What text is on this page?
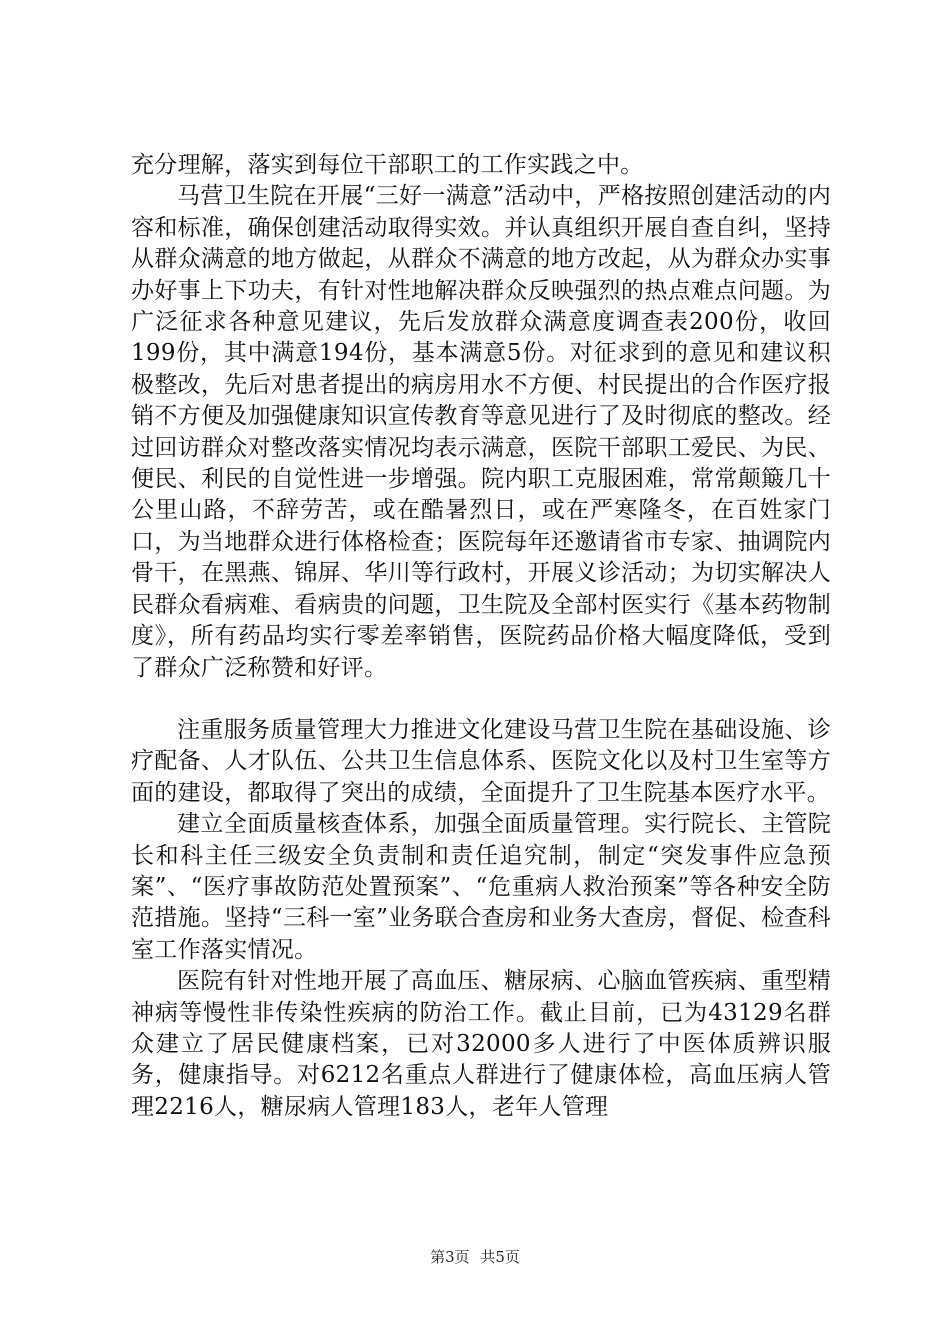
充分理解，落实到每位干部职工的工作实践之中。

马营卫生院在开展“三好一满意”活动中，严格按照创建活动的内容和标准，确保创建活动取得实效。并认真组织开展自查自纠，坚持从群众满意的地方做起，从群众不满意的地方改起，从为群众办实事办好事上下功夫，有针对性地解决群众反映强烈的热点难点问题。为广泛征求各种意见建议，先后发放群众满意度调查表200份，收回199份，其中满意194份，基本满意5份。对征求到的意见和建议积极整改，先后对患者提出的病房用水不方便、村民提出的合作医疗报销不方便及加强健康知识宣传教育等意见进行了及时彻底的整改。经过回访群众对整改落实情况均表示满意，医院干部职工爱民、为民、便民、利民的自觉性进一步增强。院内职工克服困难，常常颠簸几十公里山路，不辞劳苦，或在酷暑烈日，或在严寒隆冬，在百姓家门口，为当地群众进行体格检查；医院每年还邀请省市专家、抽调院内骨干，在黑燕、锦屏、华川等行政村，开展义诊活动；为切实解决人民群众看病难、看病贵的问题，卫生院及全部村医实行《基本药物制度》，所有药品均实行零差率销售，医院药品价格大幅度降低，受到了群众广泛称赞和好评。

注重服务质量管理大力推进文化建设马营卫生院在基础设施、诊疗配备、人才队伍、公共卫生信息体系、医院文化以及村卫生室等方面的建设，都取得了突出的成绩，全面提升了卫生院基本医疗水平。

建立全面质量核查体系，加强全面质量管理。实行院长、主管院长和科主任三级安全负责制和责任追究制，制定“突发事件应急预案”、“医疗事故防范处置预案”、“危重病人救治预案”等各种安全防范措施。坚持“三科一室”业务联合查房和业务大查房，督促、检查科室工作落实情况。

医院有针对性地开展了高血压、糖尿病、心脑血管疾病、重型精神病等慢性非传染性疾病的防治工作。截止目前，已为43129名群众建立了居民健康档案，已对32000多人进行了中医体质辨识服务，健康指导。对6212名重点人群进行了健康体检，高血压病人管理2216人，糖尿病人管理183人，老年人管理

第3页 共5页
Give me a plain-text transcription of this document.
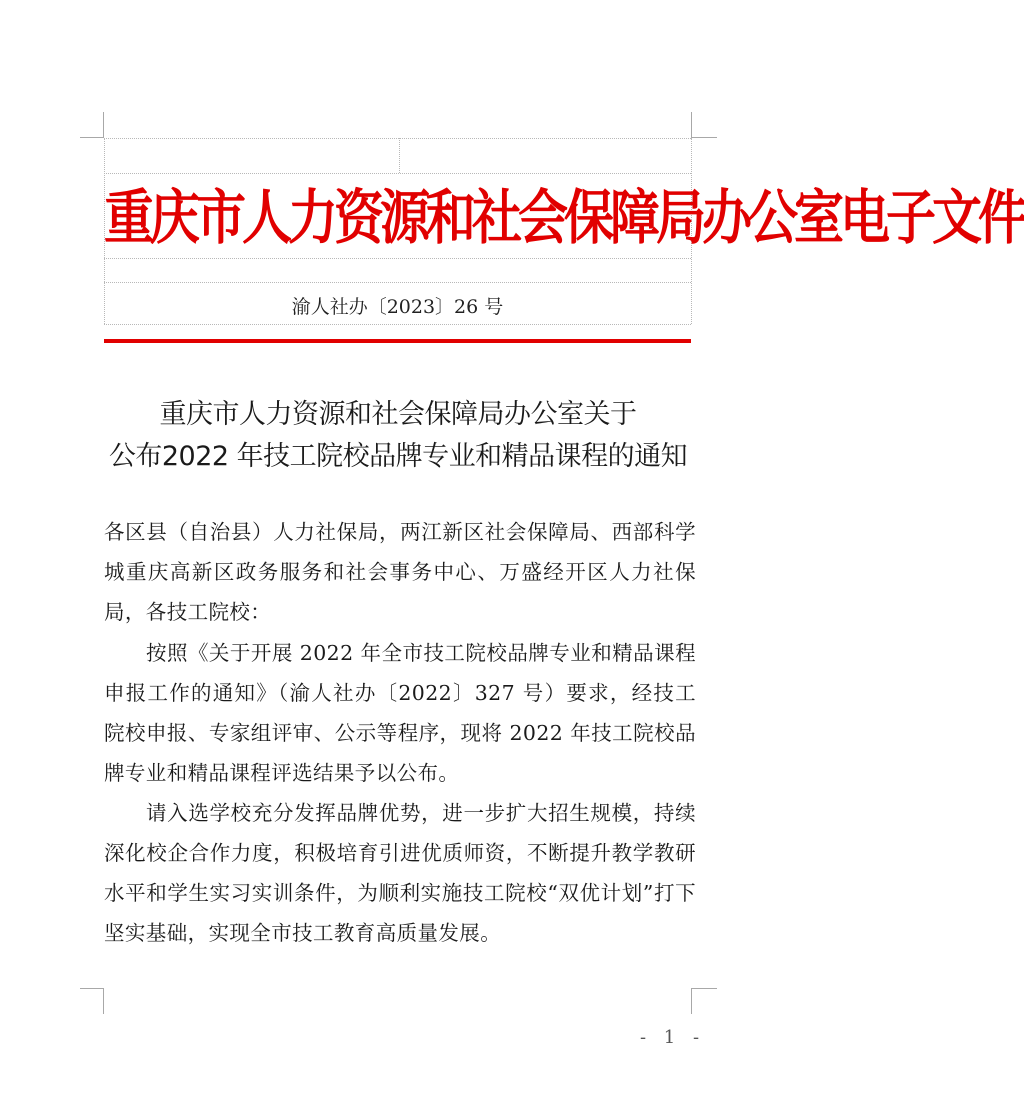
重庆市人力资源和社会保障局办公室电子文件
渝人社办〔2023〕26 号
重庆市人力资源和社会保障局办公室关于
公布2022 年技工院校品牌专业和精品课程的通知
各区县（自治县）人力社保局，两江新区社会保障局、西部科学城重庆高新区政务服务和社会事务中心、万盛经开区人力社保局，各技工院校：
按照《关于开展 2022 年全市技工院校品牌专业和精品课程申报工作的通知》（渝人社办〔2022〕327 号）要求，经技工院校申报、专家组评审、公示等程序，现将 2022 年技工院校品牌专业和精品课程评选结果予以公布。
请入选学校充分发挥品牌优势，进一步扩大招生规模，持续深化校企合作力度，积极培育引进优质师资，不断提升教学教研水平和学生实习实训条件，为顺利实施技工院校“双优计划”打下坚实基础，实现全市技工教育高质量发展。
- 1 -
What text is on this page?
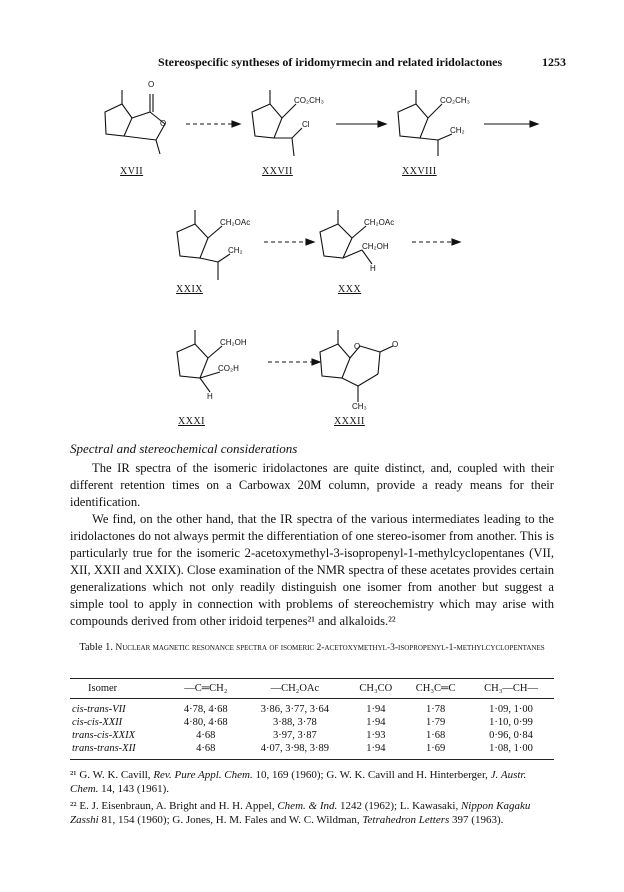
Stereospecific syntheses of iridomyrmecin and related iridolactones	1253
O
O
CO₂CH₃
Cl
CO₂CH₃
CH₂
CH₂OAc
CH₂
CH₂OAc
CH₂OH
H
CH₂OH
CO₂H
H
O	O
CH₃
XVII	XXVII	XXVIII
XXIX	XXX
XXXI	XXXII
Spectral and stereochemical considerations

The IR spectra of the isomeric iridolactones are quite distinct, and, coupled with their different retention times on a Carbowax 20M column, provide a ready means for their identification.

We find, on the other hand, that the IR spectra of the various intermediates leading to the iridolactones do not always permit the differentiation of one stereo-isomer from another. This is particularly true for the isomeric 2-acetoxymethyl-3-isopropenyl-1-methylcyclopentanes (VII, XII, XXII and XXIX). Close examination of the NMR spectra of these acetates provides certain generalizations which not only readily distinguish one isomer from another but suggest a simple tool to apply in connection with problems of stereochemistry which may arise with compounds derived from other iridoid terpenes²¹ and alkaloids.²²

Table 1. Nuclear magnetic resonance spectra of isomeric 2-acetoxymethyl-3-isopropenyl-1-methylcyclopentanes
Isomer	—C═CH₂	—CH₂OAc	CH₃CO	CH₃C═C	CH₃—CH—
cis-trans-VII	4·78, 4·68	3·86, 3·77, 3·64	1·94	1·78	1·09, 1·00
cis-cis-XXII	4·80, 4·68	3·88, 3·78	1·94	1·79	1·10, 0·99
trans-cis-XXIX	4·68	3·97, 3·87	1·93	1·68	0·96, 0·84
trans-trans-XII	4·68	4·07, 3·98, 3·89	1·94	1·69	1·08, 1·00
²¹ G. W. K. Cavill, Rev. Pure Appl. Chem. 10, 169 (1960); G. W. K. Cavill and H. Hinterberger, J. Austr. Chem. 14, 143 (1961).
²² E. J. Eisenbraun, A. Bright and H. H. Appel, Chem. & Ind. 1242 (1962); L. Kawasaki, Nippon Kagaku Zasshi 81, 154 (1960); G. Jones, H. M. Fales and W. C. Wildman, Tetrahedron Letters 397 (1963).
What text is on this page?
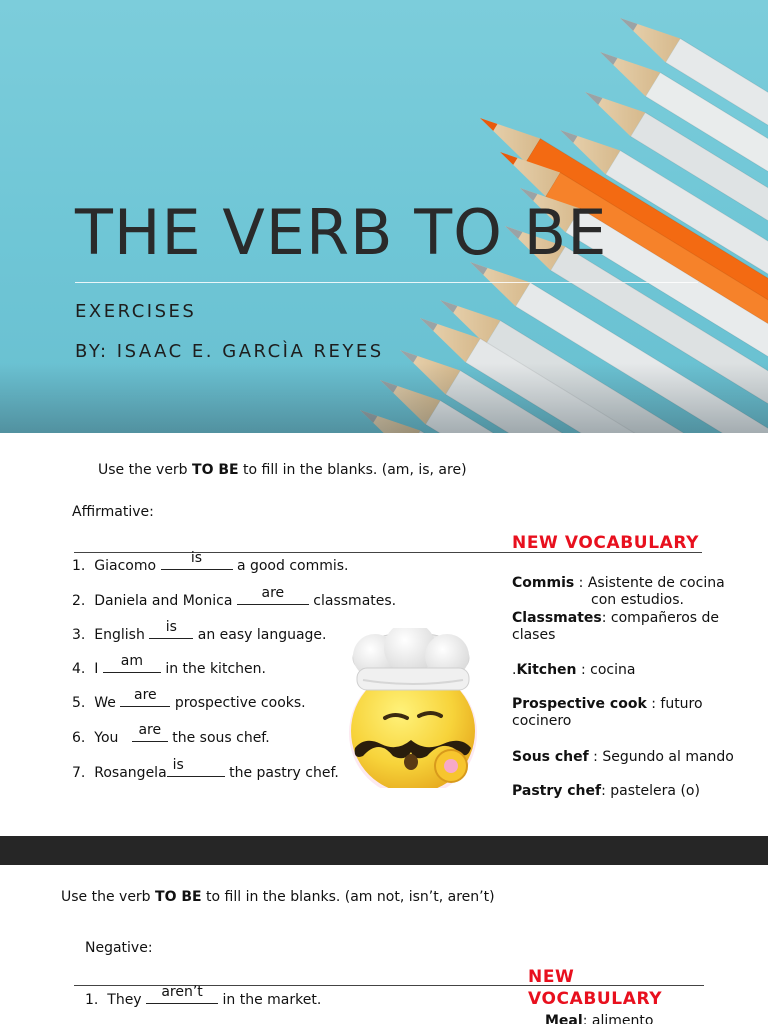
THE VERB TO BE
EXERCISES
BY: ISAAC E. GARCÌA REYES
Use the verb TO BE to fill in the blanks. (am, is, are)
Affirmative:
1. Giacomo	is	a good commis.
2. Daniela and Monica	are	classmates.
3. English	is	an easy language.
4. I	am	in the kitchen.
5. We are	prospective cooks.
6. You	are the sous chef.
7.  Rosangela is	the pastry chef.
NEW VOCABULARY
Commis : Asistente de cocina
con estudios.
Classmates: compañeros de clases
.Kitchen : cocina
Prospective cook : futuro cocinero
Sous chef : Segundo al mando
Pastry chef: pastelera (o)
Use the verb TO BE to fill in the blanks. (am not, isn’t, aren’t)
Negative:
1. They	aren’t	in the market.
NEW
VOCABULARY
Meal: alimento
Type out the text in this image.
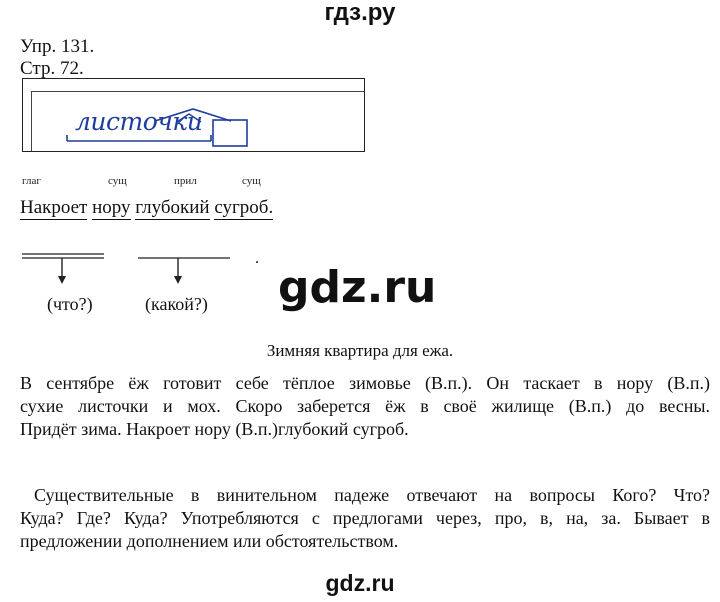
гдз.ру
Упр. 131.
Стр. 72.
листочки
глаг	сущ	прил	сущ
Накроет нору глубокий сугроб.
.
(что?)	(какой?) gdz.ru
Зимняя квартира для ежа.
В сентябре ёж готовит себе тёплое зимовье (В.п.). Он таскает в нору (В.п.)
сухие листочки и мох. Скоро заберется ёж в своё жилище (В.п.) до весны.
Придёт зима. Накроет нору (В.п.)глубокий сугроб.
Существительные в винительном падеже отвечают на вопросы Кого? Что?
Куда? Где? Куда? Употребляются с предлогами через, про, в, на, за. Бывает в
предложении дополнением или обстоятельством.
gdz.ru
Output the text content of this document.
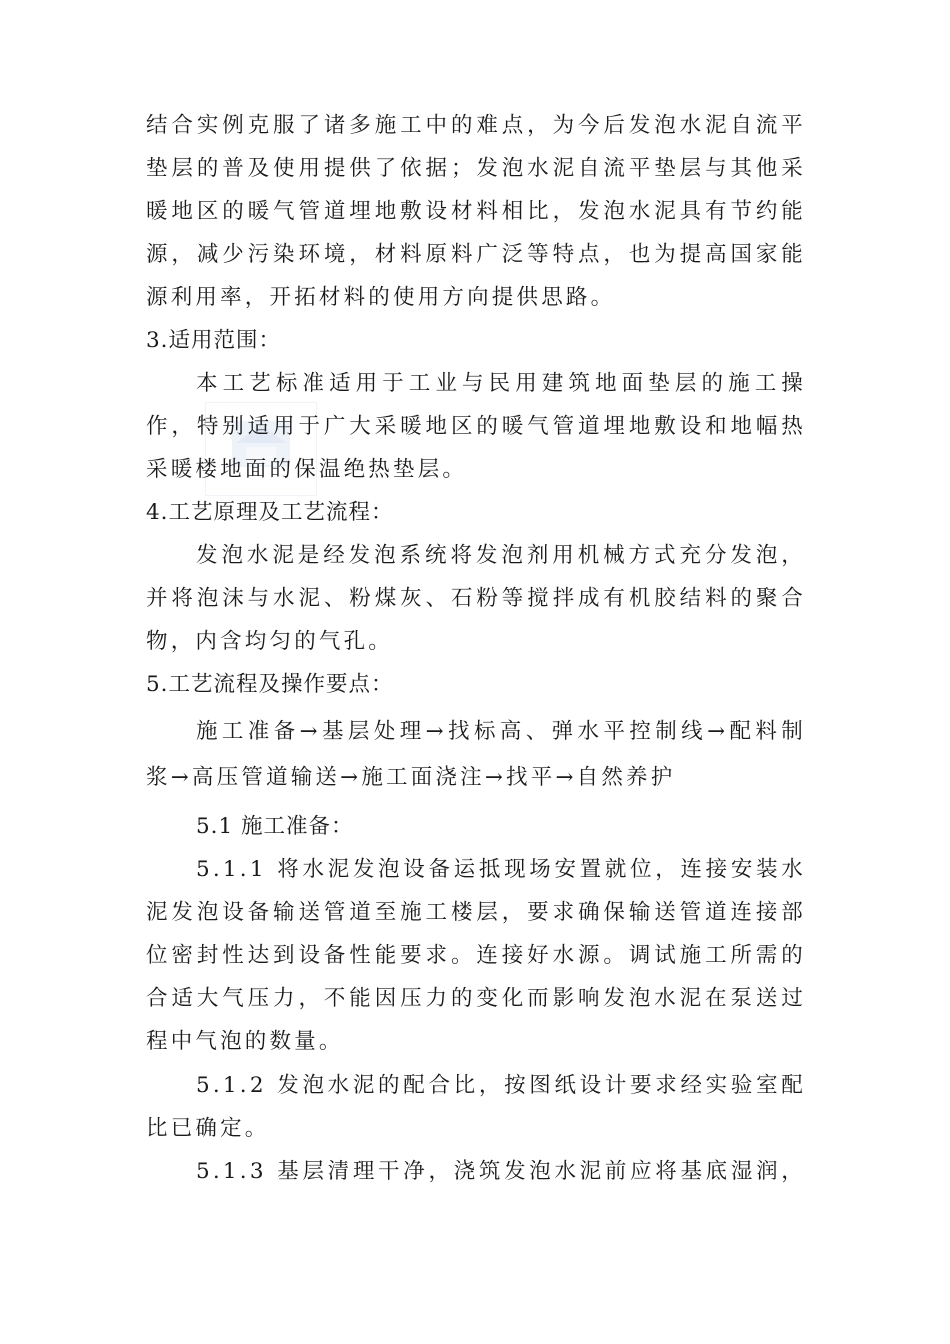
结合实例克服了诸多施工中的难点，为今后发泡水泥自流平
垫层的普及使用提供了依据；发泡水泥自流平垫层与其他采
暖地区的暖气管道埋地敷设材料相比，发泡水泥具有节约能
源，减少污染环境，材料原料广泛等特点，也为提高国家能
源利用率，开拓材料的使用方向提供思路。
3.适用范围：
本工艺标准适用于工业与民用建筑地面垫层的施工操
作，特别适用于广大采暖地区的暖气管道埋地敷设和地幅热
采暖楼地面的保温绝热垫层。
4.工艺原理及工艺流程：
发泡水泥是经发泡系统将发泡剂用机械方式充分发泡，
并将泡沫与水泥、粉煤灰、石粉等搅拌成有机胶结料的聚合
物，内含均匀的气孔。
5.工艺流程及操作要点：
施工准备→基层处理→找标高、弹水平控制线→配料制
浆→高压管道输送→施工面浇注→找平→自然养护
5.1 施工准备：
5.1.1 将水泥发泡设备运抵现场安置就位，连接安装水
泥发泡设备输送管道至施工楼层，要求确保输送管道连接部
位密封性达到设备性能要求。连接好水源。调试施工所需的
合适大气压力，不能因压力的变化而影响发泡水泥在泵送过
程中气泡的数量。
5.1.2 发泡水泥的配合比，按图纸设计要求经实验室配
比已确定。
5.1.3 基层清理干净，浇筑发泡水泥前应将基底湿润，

● ● ● ● ●

- WHAT IS ASKED: Reproduce exactly, and only, the lines from the one containing "Output the text content of this document." through the last line of the records above, both included, leaving out any pictures.

- RESPONSE FOR THIS EXERCISE:
Output the text content of this document.
结合实例克服了诸多施工中的难点，为今后发泡水泥自流平
垫层的普及使用提供了依据；发泡水泥自流平垫层与其他采
暖地区的暖气管道埋地敷设材料相比，发泡水泥具有节约能
源，减少污染环境，材料原料广泛等特点，也为提高国家能
源利用率，开拓材料的使用方向提供思路。
3.适用范围：
本工艺标准适用于工业与民用建筑地面垫层的施工操
作，特别适用于广大采暖地区的暖气管道埋地敷设和地幅热
采暖楼地面的保温绝热垫层。
4.工艺原理及工艺流程：
发泡水泥是经发泡系统将发泡剂用机械方式充分发泡，
并将泡沫与水泥、粉煤灰、石粉等搅拌成有机胶结料的聚合
物，内含均匀的气孔。
5.工艺流程及操作要点：
施工准备→基层处理→找标高、弹水平控制线→配料制
浆→高压管道输送→施工面浇注→找平→自然养护
5.1 施工准备：
5.1.1 将水泥发泡设备运抵现场安置就位，连接安装水
泥发泡设备输送管道至施工楼层，要求确保输送管道连接部
位密封性达到设备性能要求。连接好水源。调试施工所需的
合适大气压力，不能因压力的变化而影响发泡水泥在泵送过
程中气泡的数量。
5.1.2 发泡水泥的配合比，按图纸设计要求经实验室配
比已确定。
5.1.3 基层清理干净，浇筑发泡水泥前应将基底湿润，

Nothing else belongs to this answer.